_DIRECTIONS_. Take every line from the listing below that includes "methods" and copy it.

_SUPPLIED RECORDS_.

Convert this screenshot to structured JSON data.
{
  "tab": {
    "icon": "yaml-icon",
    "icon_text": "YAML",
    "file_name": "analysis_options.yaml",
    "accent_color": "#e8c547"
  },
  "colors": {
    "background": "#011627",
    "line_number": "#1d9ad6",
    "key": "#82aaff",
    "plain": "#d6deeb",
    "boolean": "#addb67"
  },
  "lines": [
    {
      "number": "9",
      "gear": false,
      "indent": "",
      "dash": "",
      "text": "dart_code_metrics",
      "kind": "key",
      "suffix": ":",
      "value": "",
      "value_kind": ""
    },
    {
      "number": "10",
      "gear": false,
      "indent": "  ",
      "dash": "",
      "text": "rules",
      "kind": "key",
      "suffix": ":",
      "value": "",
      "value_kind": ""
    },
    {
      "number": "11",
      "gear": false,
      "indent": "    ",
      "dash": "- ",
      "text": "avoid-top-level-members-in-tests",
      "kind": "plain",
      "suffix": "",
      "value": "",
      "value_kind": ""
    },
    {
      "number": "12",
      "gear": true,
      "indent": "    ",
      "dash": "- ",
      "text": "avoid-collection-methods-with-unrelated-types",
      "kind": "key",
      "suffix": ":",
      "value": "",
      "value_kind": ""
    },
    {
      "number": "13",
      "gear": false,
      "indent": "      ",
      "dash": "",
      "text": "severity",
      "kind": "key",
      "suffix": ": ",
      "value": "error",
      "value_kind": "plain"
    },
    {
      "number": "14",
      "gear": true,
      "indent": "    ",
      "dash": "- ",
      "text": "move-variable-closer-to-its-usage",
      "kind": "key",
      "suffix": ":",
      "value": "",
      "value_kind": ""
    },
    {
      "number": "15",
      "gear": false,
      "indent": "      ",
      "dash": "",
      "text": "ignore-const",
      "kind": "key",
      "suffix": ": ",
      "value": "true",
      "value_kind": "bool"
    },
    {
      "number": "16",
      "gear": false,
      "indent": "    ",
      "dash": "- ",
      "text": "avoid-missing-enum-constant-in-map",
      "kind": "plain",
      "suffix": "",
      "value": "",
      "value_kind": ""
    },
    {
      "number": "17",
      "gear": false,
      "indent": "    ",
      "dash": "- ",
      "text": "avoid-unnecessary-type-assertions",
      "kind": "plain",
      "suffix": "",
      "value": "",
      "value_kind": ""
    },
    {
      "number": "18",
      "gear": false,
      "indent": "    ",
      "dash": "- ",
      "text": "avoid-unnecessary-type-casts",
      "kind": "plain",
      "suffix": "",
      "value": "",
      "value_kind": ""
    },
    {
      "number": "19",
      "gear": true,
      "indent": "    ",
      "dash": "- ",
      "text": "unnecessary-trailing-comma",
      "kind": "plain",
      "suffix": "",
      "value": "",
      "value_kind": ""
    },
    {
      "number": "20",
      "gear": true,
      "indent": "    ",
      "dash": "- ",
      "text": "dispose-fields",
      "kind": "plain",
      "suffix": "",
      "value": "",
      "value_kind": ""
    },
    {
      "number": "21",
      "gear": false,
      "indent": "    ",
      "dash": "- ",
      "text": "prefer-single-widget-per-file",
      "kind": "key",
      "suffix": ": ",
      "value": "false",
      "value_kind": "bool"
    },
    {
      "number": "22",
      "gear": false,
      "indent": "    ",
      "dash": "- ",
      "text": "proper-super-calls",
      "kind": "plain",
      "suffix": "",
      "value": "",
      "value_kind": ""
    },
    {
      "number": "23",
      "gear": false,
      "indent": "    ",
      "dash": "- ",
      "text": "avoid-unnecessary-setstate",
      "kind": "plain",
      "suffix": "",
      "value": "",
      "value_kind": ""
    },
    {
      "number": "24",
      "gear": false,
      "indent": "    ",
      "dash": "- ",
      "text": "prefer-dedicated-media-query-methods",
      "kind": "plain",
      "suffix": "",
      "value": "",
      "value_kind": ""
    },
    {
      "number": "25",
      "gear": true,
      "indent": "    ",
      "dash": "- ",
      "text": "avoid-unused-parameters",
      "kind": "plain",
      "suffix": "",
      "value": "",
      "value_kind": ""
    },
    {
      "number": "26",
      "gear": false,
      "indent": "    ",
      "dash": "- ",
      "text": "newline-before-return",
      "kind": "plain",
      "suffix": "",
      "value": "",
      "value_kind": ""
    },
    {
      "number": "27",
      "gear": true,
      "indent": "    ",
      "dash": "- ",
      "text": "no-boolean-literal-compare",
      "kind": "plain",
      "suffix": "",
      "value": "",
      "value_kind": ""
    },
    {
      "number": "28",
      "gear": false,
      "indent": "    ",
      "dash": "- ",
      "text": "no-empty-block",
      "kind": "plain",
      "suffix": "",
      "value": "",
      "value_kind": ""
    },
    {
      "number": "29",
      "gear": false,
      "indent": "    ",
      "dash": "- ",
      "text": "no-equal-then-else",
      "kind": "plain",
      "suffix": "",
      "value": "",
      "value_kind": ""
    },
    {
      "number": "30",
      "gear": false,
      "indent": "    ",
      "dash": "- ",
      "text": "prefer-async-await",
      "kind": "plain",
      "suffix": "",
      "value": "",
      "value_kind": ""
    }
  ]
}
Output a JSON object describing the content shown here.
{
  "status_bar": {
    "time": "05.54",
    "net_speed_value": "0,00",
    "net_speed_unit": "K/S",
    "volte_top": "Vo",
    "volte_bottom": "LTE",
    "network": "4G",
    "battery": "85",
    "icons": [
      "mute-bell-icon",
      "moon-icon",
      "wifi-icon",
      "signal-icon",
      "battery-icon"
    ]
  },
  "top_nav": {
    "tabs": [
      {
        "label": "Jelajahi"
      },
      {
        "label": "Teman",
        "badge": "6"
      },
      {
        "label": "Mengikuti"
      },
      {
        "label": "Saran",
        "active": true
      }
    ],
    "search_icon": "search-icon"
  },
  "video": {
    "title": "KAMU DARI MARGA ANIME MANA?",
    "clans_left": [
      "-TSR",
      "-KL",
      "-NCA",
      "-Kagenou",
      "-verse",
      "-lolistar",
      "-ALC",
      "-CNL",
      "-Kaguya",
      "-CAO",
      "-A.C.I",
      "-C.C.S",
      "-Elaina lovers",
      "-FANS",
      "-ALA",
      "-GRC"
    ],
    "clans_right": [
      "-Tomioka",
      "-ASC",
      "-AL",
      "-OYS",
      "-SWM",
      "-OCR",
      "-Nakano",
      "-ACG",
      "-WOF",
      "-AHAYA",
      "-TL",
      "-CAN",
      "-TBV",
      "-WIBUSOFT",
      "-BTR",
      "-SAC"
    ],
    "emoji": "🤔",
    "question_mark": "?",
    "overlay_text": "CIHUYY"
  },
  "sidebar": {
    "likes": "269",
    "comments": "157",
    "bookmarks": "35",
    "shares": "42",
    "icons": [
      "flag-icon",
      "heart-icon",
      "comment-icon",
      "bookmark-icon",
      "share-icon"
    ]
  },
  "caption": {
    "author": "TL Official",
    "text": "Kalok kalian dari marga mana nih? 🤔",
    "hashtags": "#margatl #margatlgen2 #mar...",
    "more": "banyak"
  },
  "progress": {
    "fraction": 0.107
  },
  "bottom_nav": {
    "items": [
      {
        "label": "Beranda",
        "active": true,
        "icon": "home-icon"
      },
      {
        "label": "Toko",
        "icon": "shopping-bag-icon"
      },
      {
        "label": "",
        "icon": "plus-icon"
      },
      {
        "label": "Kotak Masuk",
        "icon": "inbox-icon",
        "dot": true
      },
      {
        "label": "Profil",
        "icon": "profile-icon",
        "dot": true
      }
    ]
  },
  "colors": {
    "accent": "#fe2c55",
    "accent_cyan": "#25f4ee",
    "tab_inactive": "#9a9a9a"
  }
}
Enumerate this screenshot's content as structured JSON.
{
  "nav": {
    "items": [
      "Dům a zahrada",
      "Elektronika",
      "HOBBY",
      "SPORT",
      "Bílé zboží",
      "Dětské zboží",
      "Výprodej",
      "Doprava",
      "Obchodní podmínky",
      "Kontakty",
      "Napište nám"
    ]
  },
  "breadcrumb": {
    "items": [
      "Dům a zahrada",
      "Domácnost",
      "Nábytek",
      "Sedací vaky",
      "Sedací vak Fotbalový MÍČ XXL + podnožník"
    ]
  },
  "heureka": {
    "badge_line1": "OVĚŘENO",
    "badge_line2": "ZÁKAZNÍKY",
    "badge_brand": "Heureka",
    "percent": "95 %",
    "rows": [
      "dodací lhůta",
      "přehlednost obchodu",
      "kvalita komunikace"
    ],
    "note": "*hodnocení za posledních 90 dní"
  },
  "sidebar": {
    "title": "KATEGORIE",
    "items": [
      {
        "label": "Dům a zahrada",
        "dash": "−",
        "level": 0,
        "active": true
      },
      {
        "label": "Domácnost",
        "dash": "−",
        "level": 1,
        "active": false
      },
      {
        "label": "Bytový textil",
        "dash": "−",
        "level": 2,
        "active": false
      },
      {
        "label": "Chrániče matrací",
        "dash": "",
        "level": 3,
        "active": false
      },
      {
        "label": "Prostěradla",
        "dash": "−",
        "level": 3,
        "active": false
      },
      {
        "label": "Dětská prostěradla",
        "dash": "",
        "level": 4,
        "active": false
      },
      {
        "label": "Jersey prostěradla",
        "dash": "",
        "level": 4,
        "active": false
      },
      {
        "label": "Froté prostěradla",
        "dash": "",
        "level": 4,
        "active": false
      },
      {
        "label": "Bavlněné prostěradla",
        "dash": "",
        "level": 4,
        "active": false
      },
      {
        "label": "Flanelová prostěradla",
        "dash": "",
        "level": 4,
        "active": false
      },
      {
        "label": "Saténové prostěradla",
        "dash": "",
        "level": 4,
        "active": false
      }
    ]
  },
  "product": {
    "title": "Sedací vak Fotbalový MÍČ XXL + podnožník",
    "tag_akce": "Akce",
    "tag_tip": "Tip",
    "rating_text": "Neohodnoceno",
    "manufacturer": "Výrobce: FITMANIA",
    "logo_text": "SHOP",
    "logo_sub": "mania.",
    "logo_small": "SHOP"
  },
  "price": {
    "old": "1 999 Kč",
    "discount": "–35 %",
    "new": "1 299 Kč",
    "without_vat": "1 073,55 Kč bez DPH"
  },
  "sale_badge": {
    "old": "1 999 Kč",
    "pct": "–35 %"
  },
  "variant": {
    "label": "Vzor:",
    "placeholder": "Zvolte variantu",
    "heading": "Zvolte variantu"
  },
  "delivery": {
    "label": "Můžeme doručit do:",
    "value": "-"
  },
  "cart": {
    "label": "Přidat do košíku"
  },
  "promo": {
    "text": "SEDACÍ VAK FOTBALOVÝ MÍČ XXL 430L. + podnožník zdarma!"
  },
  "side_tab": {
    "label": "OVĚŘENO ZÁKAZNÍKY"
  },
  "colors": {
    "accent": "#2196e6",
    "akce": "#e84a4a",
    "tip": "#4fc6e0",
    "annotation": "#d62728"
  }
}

_OUTPUT BELOW_.
      "text": "avoid-collection-methods-with-unrelated-types",
      "text": "prefer-dedicated-media-query-methods",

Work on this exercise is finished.